EXERCISE REQUIREMENTS.
Pull every "手机号码抽奖活动" line out of the data below.

Data entries.
┌──

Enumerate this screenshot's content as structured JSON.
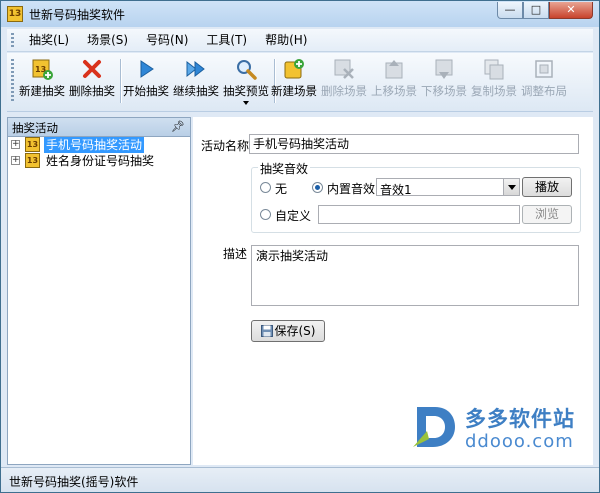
{
  "window": {
    "title": "世新号码抽奖软件",
    "controls": {
      "minimize": "—",
      "maximize": "□",
      "close": "✕"
    }
  },
  "menu": {
    "items": [
      "抽奖(L)",
      "场景(S)",
      "号码(N)",
      "工具(T)",
      "帮助(H)"
    ]
  },
  "toolbar": {
    "buttons": [
      {
        "label": "新建抽奖",
        "icon": "new-lottery-icon",
        "enabled": true
      },
      {
        "label": "删除抽奖",
        "icon": "delete-icon",
        "enabled": true
      },
      {
        "label": "开始抽奖",
        "icon": "play-icon",
        "enabled": true
      },
      {
        "label": "继续抽奖",
        "icon": "continue-icon",
        "enabled": true
      },
      {
        "label": "抽奖预览",
        "icon": "magnifier-icon",
        "enabled": true
      },
      {
        "label": "新建场景",
        "icon": "new-scene-icon",
        "enabled": true
      },
      {
        "label": "删除场景",
        "icon": "delete-scene-icon",
        "enabled": false
      },
      {
        "label": "上移场景",
        "icon": "move-up-icon",
        "enabled": false
      },
      {
        "label": "下移场景",
        "icon": "move-down-icon",
        "enabled": false
      },
      {
        "label": "复制场景",
        "icon": "copy-scene-icon",
        "enabled": false
      },
      {
        "label": "调整布局",
        "icon": "layout-icon",
        "enabled": false
      }
    ]
  },
  "left_panel": {
    "title": "抽奖活动",
    "pin": "ꟷ",
    "tree": [
      {
        "label": "手机号码抽奖活动",
        "expander": "+",
        "icon_text": "13",
        "selected": true
      },
      {
        "label": "姓名身份证号码抽奖",
        "expander": "+",
        "icon_text": "13",
        "selected": false
      }
    ]
  },
  "form": {
    "activity_name_label": "活动名称",
    "activity_name_value": "手机号码抽奖活动",
    "sound_group_title": "抽奖音效",
    "radio_none_label": "无",
    "radio_builtin_label": "内置音效",
    "radio_custom_label": "自定义",
    "selected_radio": "内置音效",
    "sound_select_value": "音效1",
    "play_button": "播放",
    "custom_path_value": "",
    "browse_button": "浏览",
    "description_label": "描述",
    "description_value": "演示抽奖活动",
    "save_button": "保存(S)"
  },
  "statusbar": {
    "text": "世新号码抽奖(摇号)软件"
  },
  "watermark": {
    "name": "多多软件站",
    "url": "ddooo.com"
  },
  "colors": {
    "selection": "#3399ff",
    "titlebar": "#b8d3ef",
    "accent_red": "#d9321c"
  }
}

└──

RESULT OF THIS TASK.
        "label": "手机号码抽奖活动",
    "activity_name_value": "手机号码抽奖活动",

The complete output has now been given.